_PROBLEM STATEMENT_
Pick out the lines below with "true" and list them.
+++ RECORDED INFORMATION +++
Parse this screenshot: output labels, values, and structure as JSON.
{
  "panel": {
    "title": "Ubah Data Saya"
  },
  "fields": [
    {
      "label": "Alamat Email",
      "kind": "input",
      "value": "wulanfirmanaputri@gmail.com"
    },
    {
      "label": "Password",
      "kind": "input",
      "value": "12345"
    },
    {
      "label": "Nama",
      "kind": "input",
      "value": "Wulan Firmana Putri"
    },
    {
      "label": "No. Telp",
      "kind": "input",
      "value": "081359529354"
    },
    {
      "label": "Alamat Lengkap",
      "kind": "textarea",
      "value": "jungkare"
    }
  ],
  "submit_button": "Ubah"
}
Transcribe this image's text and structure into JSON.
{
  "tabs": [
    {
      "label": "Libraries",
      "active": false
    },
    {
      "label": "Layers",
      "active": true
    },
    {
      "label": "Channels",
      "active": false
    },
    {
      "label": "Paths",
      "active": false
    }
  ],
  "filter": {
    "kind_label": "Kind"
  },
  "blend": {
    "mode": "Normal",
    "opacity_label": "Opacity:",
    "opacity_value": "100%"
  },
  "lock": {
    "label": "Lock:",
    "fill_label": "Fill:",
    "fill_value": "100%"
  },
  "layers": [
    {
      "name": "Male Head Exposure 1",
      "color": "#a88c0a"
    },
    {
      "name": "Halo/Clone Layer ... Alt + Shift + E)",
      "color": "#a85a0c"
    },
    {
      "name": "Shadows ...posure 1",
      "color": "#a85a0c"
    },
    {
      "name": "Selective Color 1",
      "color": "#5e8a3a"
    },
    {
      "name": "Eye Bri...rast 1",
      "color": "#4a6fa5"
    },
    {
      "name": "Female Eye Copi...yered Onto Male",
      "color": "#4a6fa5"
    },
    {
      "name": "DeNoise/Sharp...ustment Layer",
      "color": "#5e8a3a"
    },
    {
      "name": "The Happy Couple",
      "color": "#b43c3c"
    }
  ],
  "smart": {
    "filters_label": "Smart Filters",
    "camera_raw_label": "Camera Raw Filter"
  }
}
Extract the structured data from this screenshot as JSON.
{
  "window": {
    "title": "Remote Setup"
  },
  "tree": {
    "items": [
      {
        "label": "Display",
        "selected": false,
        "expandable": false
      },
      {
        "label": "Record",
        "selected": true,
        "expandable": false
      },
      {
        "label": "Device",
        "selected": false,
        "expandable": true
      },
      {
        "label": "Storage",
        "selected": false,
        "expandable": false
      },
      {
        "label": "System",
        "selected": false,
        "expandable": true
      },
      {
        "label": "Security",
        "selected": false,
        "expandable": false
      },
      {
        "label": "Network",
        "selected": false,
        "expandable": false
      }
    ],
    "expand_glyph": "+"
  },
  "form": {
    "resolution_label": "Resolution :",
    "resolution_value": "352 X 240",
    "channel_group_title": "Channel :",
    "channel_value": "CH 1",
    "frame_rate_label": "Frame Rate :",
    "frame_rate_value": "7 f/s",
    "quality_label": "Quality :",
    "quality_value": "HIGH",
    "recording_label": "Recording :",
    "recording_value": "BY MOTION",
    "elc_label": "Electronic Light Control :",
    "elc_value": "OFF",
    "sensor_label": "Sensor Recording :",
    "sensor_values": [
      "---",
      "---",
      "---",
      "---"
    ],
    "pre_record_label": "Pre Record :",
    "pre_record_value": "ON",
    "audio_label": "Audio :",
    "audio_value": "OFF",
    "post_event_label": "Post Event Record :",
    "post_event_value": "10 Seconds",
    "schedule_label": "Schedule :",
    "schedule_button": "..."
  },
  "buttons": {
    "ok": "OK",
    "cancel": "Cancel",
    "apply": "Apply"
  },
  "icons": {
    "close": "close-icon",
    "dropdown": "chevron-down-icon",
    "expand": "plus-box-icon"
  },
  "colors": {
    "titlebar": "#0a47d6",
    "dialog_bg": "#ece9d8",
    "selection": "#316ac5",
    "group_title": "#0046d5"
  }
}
+++
_OUTPUT OF THE TASK_
      "active": true
        "selected": true,
        "expandable": true
        "expandable": true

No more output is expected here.